Every line below is to be quoted exactly, with nothing added or dropped.

+--

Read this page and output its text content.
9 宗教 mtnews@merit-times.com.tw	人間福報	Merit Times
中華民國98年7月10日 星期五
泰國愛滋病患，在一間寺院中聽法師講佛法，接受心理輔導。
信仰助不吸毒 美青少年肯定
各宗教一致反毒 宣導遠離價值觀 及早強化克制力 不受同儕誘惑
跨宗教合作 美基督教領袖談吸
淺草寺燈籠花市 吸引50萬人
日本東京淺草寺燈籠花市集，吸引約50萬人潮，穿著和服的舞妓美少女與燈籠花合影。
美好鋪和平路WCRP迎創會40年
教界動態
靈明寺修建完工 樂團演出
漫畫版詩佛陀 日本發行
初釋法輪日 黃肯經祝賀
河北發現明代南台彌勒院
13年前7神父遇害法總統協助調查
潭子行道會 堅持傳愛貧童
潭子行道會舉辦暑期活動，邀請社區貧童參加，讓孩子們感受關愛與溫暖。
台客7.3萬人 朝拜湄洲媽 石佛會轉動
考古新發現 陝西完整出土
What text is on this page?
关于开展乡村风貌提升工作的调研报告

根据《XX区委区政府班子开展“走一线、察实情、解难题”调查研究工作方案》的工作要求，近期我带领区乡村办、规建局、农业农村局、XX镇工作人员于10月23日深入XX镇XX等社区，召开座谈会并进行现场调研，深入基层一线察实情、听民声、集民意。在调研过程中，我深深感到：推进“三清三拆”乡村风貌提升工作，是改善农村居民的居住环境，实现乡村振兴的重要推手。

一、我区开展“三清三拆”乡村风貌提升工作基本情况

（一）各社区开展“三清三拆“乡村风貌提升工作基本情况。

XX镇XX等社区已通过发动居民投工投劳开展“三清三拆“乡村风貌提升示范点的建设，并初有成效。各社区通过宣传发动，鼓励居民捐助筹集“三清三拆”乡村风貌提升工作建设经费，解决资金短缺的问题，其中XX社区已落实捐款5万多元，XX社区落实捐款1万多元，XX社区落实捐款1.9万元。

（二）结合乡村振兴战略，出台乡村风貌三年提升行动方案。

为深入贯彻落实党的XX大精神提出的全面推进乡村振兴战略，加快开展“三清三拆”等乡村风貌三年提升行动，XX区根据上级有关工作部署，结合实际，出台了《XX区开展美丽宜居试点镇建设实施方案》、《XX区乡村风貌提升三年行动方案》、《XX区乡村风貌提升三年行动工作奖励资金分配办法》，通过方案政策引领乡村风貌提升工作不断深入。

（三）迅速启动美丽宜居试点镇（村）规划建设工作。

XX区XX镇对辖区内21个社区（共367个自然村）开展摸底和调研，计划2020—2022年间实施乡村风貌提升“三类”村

+--

(Final result):
Read this page and output its text content.
9 宗教 mtnews@merit-times.com.tw	人間福報	Merit Times
中華民國98年7月10日 星期五
泰國愛滋病患，在一間寺院中聽法師講佛法，接受心理輔導。
信仰助不吸毒 美青少年肯定
各宗教一致反毒 宣導遠離價值觀 及早強化克制力 不受同儕誘惑
跨宗教合作 美基督教領袖談吸
淺草寺燈籠花市 吸引50萬人
日本東京淺草寺燈籠花市集，吸引約50萬人潮，穿著和服的舞妓美少女與燈籠花合影。
美好鋪和平路WCRP迎創會40年
教界動態
靈明寺修建完工 樂團演出
漫畫版詩佛陀 日本發行
初釋法輪日 黃肯經祝賀
河北發現明代南台彌勒院
13年前7神父遇害法總統協助調查
潭子行道會 堅持傳愛貧童
潭子行道會舉辦暑期活動，邀請社區貧童參加，讓孩子們感受關愛與溫暖。
台客7.3萬人 朝拜湄洲媽 石佛會轉動
考古新發現 陝西完整出土
What text is on this page?
关于开展乡村风貌提升工作的调研报告

根据《XX区委区政府班子开展“走一线、察实情、解难题”调查研究工作方案》的工作要求，近期我带领区乡村办、规建局、农业农村局、XX镇工作人员于10月23日深入XX镇XX等社区，召开座谈会并进行现场调研，深入基层一线察实情、听民声、集民意。在调研过程中，我深深感到：推进“三清三拆”乡村风貌提升工作，是改善农村居民的居住环境，实现乡村振兴的重要推手。

一、我区开展“三清三拆”乡村风貌提升工作基本情况

（一）各社区开展“三清三拆“乡村风貌提升工作基本情况。

XX镇XX等社区已通过发动居民投工投劳开展“三清三拆“乡村风貌提升示范点的建设，并初有成效。各社区通过宣传发动，鼓励居民捐助筹集“三清三拆”乡村风貌提升工作建设经费，解决资金短缺的问题，其中XX社区已落实捐款5万多元，XX社区落实捐款1万多元，XX社区落实捐款1.9万元。

（二）结合乡村振兴战略，出台乡村风貌三年提升行动方案。

为深入贯彻落实党的XX大精神提出的全面推进乡村振兴战略，加快开展“三清三拆”等乡村风貌三年提升行动，XX区根据上级有关工作部署，结合实际，出台了《XX区开展美丽宜居试点镇建设实施方案》、《XX区乡村风貌提升三年行动方案》、《XX区乡村风貌提升三年行动工作奖励资金分配办法》，通过方案政策引领乡村风貌提升工作不断深入。

（三）迅速启动美丽宜居试点镇（村）规划建设工作。

XX区XX镇对辖区内21个社区（共367个自然村）开展摸底和调研，计划2020—2022年间实施乡村风貌提升“三类”村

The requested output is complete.